EXERCISE AIM:
Will you quote all of the entries, word for word?

DATA ENTRIES:
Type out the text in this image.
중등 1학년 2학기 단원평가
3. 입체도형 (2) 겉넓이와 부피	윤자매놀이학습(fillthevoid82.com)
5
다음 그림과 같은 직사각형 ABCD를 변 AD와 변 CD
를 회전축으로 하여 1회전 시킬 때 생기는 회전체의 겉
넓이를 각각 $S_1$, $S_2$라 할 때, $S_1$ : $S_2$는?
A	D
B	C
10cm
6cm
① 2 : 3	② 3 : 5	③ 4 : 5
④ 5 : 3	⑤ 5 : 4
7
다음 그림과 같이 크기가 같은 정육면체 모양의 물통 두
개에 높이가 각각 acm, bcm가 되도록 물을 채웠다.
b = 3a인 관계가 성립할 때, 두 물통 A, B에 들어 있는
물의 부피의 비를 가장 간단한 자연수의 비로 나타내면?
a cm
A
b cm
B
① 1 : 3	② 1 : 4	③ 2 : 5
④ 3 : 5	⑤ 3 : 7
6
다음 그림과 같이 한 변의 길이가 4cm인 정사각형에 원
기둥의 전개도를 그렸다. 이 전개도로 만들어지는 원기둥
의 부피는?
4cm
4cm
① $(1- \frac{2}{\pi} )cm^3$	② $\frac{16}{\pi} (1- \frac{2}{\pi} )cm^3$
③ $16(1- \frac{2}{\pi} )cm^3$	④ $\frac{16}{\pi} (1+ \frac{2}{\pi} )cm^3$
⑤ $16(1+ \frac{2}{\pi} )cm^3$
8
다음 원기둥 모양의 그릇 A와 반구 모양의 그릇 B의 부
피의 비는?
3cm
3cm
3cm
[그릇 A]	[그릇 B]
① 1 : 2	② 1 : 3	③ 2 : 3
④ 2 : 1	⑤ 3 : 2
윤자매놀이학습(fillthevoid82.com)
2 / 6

PROBLEM SOLUTION:
Type out the text in this image.
중등 1학년 2학기 단원평가
3. 입체도형 (2) 겉넓이와 부피	윤자매놀이학습(fillthevoid82.com)
5
다음 그림과 같은 직사각형 ABCD를 변 AD와 변 CD
를 회전축으로 하여 1회전 시킬 때 생기는 회전체의 겉
넓이를 각각 $S_1$, $S_2$라 할 때, $S_1$ : $S_2$는?
A	D
B	C
10cm
6cm
① 2 : 3	② 3 : 5	③ 4 : 5
④ 5 : 3	⑤ 5 : 4
7
다음 그림과 같이 크기가 같은 정육면체 모양의 물통 두
개에 높이가 각각 acm, bcm가 되도록 물을 채웠다.
b = 3a인 관계가 성립할 때, 두 물통 A, B에 들어 있는
물의 부피의 비를 가장 간단한 자연수의 비로 나타내면?
a cm
A
b cm
B
① 1 : 3	② 1 : 4	③ 2 : 5
④ 3 : 5	⑤ 3 : 7
6
다음 그림과 같이 한 변의 길이가 4cm인 정사각형에 원
기둥의 전개도를 그렸다. 이 전개도로 만들어지는 원기둥
의 부피는?
4cm
4cm
① $(1- \frac{2}{\pi} )cm^3$	② $\frac{16}{\pi} (1- \frac{2}{\pi} )cm^3$
③ $16(1- \frac{2}{\pi} )cm^3$	④ $\frac{16}{\pi} (1+ \frac{2}{\pi} )cm^3$
⑤ $16(1+ \frac{2}{\pi} )cm^3$
8
다음 원기둥 모양의 그릇 A와 반구 모양의 그릇 B의 부
피의 비는?
3cm
3cm
3cm
[그릇 A]	[그릇 B]
① 1 : 2	② 1 : 3	③ 2 : 3
④ 2 : 1	⑤ 3 : 2
윤자매놀이학습(fillthevoid82.com)
2 / 6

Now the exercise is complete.